TASK OBJECTIVE — Every record below should be printed exactly as it appears.

MATERIAL FOR THE TASK —

-- BEGIN --

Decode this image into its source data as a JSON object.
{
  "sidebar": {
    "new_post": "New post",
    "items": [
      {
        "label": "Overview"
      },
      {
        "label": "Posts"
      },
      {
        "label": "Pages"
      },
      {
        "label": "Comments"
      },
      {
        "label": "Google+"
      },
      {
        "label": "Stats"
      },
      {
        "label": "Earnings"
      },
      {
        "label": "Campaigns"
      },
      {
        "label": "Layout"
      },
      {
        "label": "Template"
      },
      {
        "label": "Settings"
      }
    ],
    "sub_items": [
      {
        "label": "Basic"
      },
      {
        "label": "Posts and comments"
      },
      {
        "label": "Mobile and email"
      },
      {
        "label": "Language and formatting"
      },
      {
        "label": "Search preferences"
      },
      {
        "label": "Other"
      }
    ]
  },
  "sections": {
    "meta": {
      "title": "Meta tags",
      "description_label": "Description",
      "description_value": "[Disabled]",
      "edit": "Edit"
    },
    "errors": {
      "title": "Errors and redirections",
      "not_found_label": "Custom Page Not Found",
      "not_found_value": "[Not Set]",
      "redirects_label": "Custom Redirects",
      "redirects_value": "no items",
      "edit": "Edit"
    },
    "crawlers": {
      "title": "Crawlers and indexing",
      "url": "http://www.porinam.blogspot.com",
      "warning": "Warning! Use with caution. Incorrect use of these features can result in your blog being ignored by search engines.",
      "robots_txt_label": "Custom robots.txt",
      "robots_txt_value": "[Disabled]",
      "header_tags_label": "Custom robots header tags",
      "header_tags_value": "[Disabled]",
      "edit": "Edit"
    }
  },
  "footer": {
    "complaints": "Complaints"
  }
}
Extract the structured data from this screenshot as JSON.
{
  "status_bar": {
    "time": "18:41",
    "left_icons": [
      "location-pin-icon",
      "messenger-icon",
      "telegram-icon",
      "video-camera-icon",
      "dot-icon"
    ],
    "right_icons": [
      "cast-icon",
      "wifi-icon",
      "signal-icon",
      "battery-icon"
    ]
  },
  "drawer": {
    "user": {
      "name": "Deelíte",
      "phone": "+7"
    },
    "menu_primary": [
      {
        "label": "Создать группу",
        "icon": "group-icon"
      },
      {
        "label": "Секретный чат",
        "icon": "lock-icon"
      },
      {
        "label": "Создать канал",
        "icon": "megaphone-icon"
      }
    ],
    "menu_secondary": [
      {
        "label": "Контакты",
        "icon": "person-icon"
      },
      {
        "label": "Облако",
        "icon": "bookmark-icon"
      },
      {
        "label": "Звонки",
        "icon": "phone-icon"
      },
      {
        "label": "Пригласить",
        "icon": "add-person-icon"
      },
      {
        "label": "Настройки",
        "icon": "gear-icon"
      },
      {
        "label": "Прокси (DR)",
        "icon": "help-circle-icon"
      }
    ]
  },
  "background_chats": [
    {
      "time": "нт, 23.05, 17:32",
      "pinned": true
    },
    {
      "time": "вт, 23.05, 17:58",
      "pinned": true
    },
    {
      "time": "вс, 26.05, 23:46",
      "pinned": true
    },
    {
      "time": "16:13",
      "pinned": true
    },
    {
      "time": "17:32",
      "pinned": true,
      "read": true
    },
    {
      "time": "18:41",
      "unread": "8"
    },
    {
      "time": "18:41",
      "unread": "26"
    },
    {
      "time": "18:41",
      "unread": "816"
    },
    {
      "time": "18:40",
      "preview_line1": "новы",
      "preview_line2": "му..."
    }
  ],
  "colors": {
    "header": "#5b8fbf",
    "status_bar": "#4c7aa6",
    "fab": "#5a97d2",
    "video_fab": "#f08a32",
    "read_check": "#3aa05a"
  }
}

-- END --

REPLY TO THE EXERCISE —
Decode this image into its source data as a JSON object.
{
  "sidebar": {
    "new_post": "New post",
    "items": [
      {
        "label": "Overview"
      },
      {
        "label": "Posts"
      },
      {
        "label": "Pages"
      },
      {
        "label": "Comments"
      },
      {
        "label": "Google+"
      },
      {
        "label": "Stats"
      },
      {
        "label": "Earnings"
      },
      {
        "label": "Campaigns"
      },
      {
        "label": "Layout"
      },
      {
        "label": "Template"
      },
      {
        "label": "Settings"
      }
    ],
    "sub_items": [
      {
        "label": "Basic"
      },
      {
        "label": "Posts and comments"
      },
      {
        "label": "Mobile and email"
      },
      {
        "label": "Language and formatting"
      },
      {
        "label": "Search preferences"
      },
      {
        "label": "Other"
      }
    ]
  },
  "sections": {
    "meta": {
      "title": "Meta tags",
      "description_label": "Description",
      "description_value": "[Disabled]",
      "edit": "Edit"
    },
    "errors": {
      "title": "Errors and redirections",
      "not_found_label": "Custom Page Not Found",
      "not_found_value": "[Not Set]",
      "redirects_label": "Custom Redirects",
      "redirects_value": "no items",
      "edit": "Edit"
    },
    "crawlers": {
      "title": "Crawlers and indexing",
      "url": "http://www.porinam.blogspot.com",
      "warning": "Warning! Use with caution. Incorrect use of these features can result in your blog being ignored by search engines.",
      "robots_txt_label": "Custom robots.txt",
      "robots_txt_value": "[Disabled]",
      "header_tags_label": "Custom robots header tags",
      "header_tags_value": "[Disabled]",
      "edit": "Edit"
    }
  },
  "footer": {
    "complaints": "Complaints"
  }
}
Extract the structured data from this screenshot as JSON.
{
  "status_bar": {
    "time": "18:41",
    "left_icons": [
      "location-pin-icon",
      "messenger-icon",
      "telegram-icon",
      "video-camera-icon",
      "dot-icon"
    ],
    "right_icons": [
      "cast-icon",
      "wifi-icon",
      "signal-icon",
      "battery-icon"
    ]
  },
  "drawer": {
    "user": {
      "name": "Deelíte",
      "phone": "+7"
    },
    "menu_primary": [
      {
        "label": "Создать группу",
        "icon": "group-icon"
      },
      {
        "label": "Секретный чат",
        "icon": "lock-icon"
      },
      {
        "label": "Создать канал",
        "icon": "megaphone-icon"
      }
    ],
    "menu_secondary": [
      {
        "label": "Контакты",
        "icon": "person-icon"
      },
      {
        "label": "Облако",
        "icon": "bookmark-icon"
      },
      {
        "label": "Звонки",
        "icon": "phone-icon"
      },
      {
        "label": "Пригласить",
        "icon": "add-person-icon"
      },
      {
        "label": "Настройки",
        "icon": "gear-icon"
      },
      {
        "label": "Прокси (DR)",
        "icon": "help-circle-icon"
      }
    ]
  },
  "background_chats": [
    {
      "time": "нт, 23.05, 17:32",
      "pinned": true
    },
    {
      "time": "вт, 23.05, 17:58",
      "pinned": true
    },
    {
      "time": "вс, 26.05, 23:46",
      "pinned": true
    },
    {
      "time": "16:13",
      "pinned": true
    },
    {
      "time": "17:32",
      "pinned": true,
      "read": true
    },
    {
      "time": "18:41",
      "unread": "8"
    },
    {
      "time": "18:41",
      "unread": "26"
    },
    {
      "time": "18:41",
      "unread": "816"
    },
    {
      "time": "18:40",
      "preview_line1": "новы",
      "preview_line2": "му..."
    }
  ],
  "colors": {
    "header": "#5b8fbf",
    "status_bar": "#4c7aa6",
    "fab": "#5a97d2",
    "video_fab": "#f08a32",
    "read_check": "#3aa05a"
  }
}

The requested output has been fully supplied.